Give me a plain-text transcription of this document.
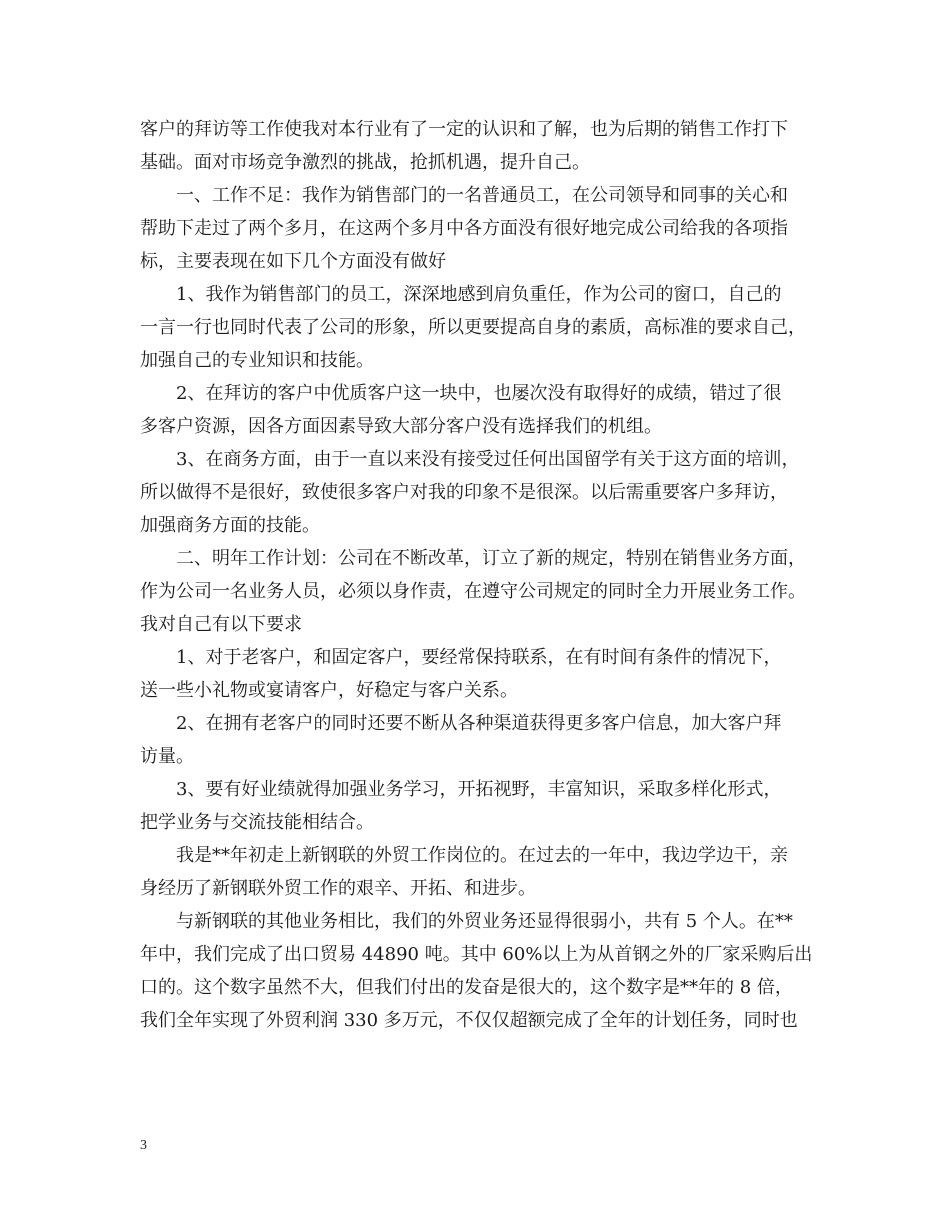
客户的拜访等工作使我对本行业有了一定的认识和了解，也为后期的销售工作打下
基础。面对市场竞争激烈的挑战，抢抓机遇，提升自己。
一、工作不足：我作为销售部门的一名普通员工，在公司领导和同事的关心和
帮助下走过了两个多月，在这两个多月中各方面没有很好地完成公司给我的各项指
标，主要表现在如下几个方面没有做好
1、我作为销售部门的员工，深深地感到肩负重任，作为公司的窗口，自己的
一言一行也同时代表了公司的形象，所以更要提高自身的素质，高标准的要求自己，
加强自己的专业知识和技能。
2、在拜访的客户中优质客户这一块中，也屡次没有取得好的成绩，错过了很
多客户资源，因各方面因素导致大部分客户没有选择我们的机组。
3、在商务方面，由于一直以来没有接受过任何出国留学有关于这方面的培训，
所以做得不是很好，致使很多客户对我的印象不是很深。以后需重要客户多拜访，
加强商务方面的技能。
二、明年工作计划：公司在不断改革，订立了新的规定，特别在销售业务方面，
作为公司一名业务人员，必须以身作责，在遵守公司规定的同时全力开展业务工作。
我对自己有以下要求
1、对于老客户，和固定客户，要经常保持联系，在有时间有条件的情况下，
送一些小礼物或宴请客户，好稳定与客户关系。
2、在拥有老客户的同时还要不断从各种渠道获得更多客户信息，加大客户拜
访量。
3、要有好业绩就得加强业务学习，开拓视野，丰富知识，采取多样化形式，
把学业务与交流技能相结合。
我是**年初走上新钢联的外贸工作岗位的。在过去的一年中，我边学边干，亲
身经历了新钢联外贸工作的艰辛、开拓、和进步。
与新钢联的其他业务相比，我们的外贸业务还显得很弱小，共有 5 个人。在**
年中，我们完成了出口贸易 44890 吨。其中 60%以上为从首钢之外的厂家采购后出
口的。这个数字虽然不大，但我们付出的发奋是很大的，这个数字是**年的 8 倍，
我们全年实现了外贸利润 330 多万元，不仅仅超额完成了全年的计划任务，同时也
3
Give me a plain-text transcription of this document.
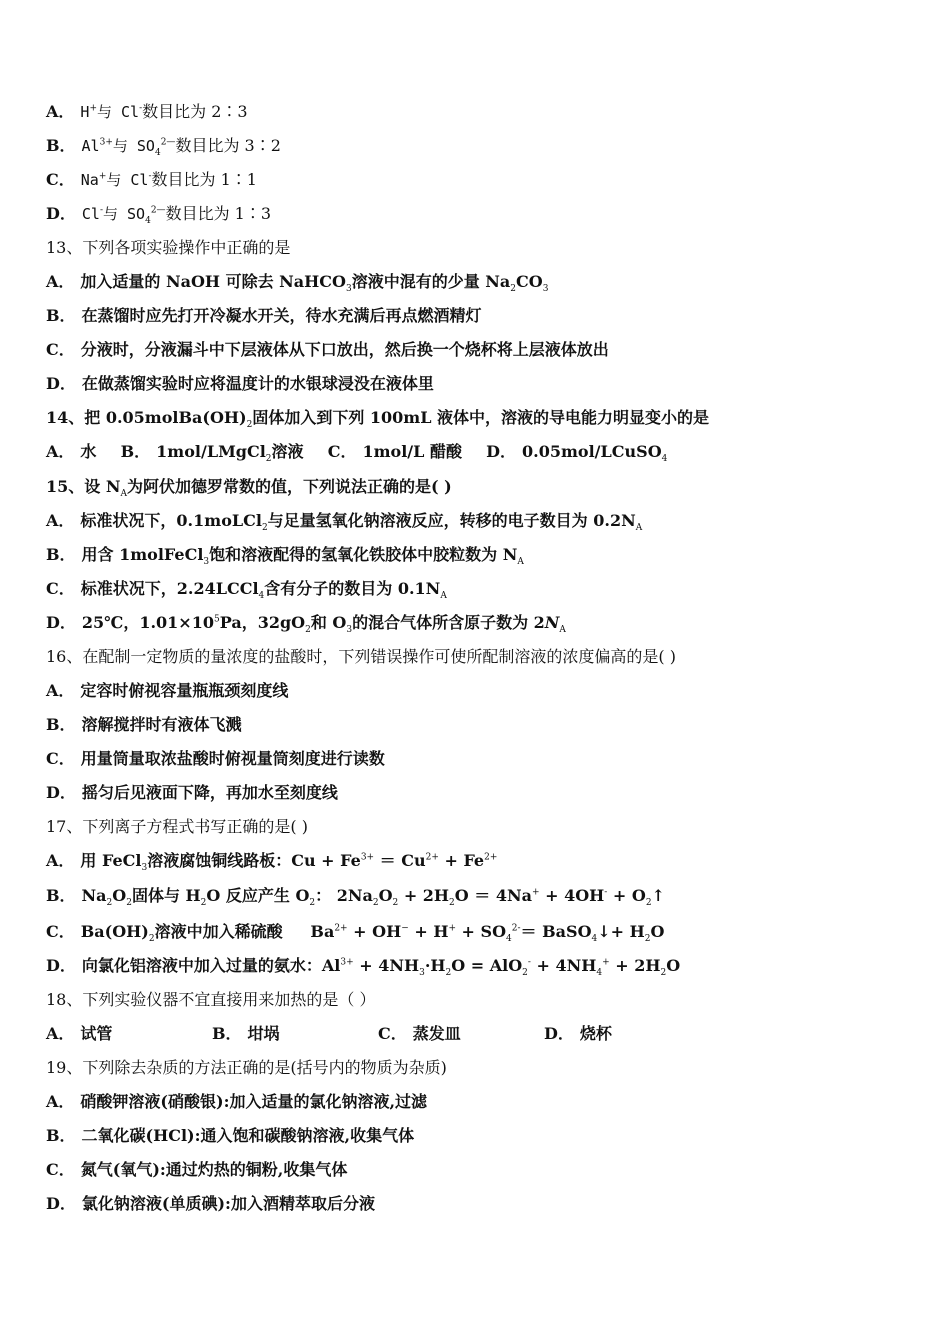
A． H+与 Cl-数目比为 2∶3
B． $Al^{3+}$与 $SO_4^{2—}$数目比为 3∶2
C． Na+与 Cl-数目比为 1∶1
D． Cl-与 $SO_4^{2—}$数目比为 1∶3
13、下列各项实验操作中正确的是
A． 加入适量的 NaOH 可除去 NaHCO$_3$溶液中混有的少量 $Na_2CO_3$
B． 在蒸馏时应先打开冷凝水开关，待水充满后再点燃酒精灯
C． 分液时，分液漏斗中下层液体从下口放出，然后换一个烧杯将上层液体放出
D． 在做蒸馏实验时应将温度计的水银球浸没在液体里
14、把 $0.05molBa(OH)_2$固体加入到下列 100mL 液体中，溶液的导电能力明显变小的是
A． 水 B． 1mol/LMgCl$_2$溶液 C． 1mol/L 醋酸 D． 0.05mol/LCuSO$_4$
15、设 $N_A$为阿伏加德罗常数的值，下列说法正确的是( )
A． 标准状况下，0.1moLCl$_2$与足量氢氧化钠溶液反应，转移的电子数目为 $0.2N_A$
B． 用含 1molFeCl$_3$饱和溶液配得的氢氧化铁胶体中胶粒数为 $N_A$
C． 标准状况下，2.24LCCl$_4$含有分子的数目为 $0.1N_A$
D． 25℃，$1.01\times 10^5Pa$，$32gO_2$和 $O_3$的混合气体所含原子数为 $2N_A$
16、在配制一定物质的量浓度的盐酸时，下列错误操作可使所配制溶液的浓度偏高的是( )
A． 定容时俯视容量瓶瓶颈刻度线
B． 溶解搅拌时有液体飞溅
C． 用量筒量取浓盐酸时俯视量筒刻度进行读数
D． 摇匀后见液面下降，再加水至刻度线
17、下列离子方程式书写正确的是( )
A． 用 FeCl$_3$溶液腐蚀铜线路板：$Cu + Fe^{3+} = Cu^{2+} + Fe^{2+}$
B． $Na_2O_2$固体与 $H_2O$ 反应产生 $O_2$： $2Na_2O_2 + 2H_2O = 4Na^+ + 4OH^-$ + $O_2↑$
C． $Ba(OH)_2$溶液中加入稀硫酸     $Ba^{2+} + OH^- + H^+ + SO_4^{2-}=$ BaSO$_4$↓+ $H_2O$
D． 向氯化铝溶液中加入过量的氨水：$Al^{3+} + 4NH_3\cdot H_2O = AlO_2^- + 4NH_4^+ + 2H_2O$
18、下列实验仪器不宜直接用来加热的是（ ）
A． 试管	B． 坩埚	C． 蒸发皿	D． 烧杯
19、下列除去杂质的方法正确的是(括号内的物质为杂质)
A． 硝酸钾溶液(硝酸银):加入适量的氯化钠溶液,过滤
B． 二氧化碳(HCl):通入饱和碳酸钠溶液,收集气体
C． 氮气(氧气):通过灼热的铜粉,收集气体
D． 氯化钠溶液(单质碘):加入酒精萃取后分液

- - -

■ What you need to do
Report how many lines in the records above contain the word "收集气体", giving only the number.

■ Response to the exercise
2